Rows from a figure dataset
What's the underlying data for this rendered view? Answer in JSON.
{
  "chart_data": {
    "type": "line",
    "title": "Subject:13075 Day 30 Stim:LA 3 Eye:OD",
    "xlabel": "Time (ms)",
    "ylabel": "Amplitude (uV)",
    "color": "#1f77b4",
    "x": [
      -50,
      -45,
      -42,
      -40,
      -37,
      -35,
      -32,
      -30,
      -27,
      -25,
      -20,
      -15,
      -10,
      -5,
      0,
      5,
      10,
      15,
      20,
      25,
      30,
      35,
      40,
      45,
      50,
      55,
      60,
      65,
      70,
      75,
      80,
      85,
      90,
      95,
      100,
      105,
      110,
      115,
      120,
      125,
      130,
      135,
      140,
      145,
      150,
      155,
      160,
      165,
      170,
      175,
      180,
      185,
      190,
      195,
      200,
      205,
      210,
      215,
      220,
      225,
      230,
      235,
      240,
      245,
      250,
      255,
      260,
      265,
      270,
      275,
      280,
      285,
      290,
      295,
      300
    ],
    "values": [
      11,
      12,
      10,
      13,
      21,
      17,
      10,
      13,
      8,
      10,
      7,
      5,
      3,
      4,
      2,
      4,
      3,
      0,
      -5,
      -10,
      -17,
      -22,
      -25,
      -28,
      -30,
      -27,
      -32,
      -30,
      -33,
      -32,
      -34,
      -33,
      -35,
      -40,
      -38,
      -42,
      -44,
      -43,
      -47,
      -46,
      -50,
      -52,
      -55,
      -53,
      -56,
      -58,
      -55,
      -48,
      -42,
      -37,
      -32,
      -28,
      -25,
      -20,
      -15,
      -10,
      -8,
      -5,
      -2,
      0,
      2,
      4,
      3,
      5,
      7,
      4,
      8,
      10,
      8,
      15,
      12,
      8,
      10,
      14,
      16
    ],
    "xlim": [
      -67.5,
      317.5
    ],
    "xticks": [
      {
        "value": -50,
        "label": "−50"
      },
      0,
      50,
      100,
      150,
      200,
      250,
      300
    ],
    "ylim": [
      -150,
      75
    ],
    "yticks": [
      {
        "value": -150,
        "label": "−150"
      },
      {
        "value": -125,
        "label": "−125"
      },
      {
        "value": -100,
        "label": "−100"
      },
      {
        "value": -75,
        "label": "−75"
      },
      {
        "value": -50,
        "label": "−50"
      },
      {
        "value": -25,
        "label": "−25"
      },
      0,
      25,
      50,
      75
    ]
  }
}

Request =>
Extract every entry above as it appears.

Written solution =>
What's the underlying data for this rendered view? Answer in JSON.
{
  "chart_data": {
    "type": "line",
    "title": "Subject:13075 Day 30 Stim:LA 3 Eye:OD",
    "xlabel": "Time (ms)",
    "ylabel": "Amplitude (uV)",
    "color": "#1f77b4",
    "x": [
      -50,
      -45,
      -42,
      -40,
      -37,
      -35,
      -32,
      -30,
      -27,
      -25,
      -20,
      -15,
      -10,
      -5,
      0,
      5,
      10,
      15,
      20,
      25,
      30,
      35,
      40,
      45,
      50,
      55,
      60,
      65,
      70,
      75,
      80,
      85,
      90,
      95,
      100,
      105,
      110,
      115,
      120,
      125,
      130,
      135,
      140,
      145,
      150,
      155,
      160,
      165,
      170,
      175,
      180,
      185,
      190,
      195,
      200,
      205,
      210,
      215,
      220,
      225,
      230,
      235,
      240,
      245,
      250,
      255,
      260,
      265,
      270,
      275,
      280,
      285,
      290,
      295,
      300
    ],
    "values": [
      11,
      12,
      10,
      13,
      21,
      17,
      10,
      13,
      8,
      10,
      7,
      5,
      3,
      4,
      2,
      4,
      3,
      0,
      -5,
      -10,
      -17,
      -22,
      -25,
      -28,
      -30,
      -27,
      -32,
      -30,
      -33,
      -32,
      -34,
      -33,
      -35,
      -40,
      -38,
      -42,
      -44,
      -43,
      -47,
      -46,
      -50,
      -52,
      -55,
      -53,
      -56,
      -58,
      -55,
      -48,
      -42,
      -37,
      -32,
      -28,
      -25,
      -20,
      -15,
      -10,
      -8,
      -5,
      -2,
      0,
      2,
      4,
      3,
      5,
      7,
      4,
      8,
      10,
      8,
      15,
      12,
      8,
      10,
      14,
      16
    ],
    "xlim": [
      -67.5,
      317.5
    ],
    "xticks": [
      {
        "value": -50,
        "label": "−50"
      },
      0,
      50,
      100,
      150,
      200,
      250,
      300
    ],
    "ylim": [
      -150,
      75
    ],
    "yticks": [
      {
        "value": -150,
        "label": "−150"
      },
      {
        "value": -125,
        "label": "−125"
      },
      {
        "value": -100,
        "label": "−100"
      },
      {
        "value": -75,
        "label": "−75"
      },
      {
        "value": -50,
        "label": "−50"
      },
      {
        "value": -25,
        "label": "−25"
      },
      0,
      25,
      50,
      75
    ]
  }
}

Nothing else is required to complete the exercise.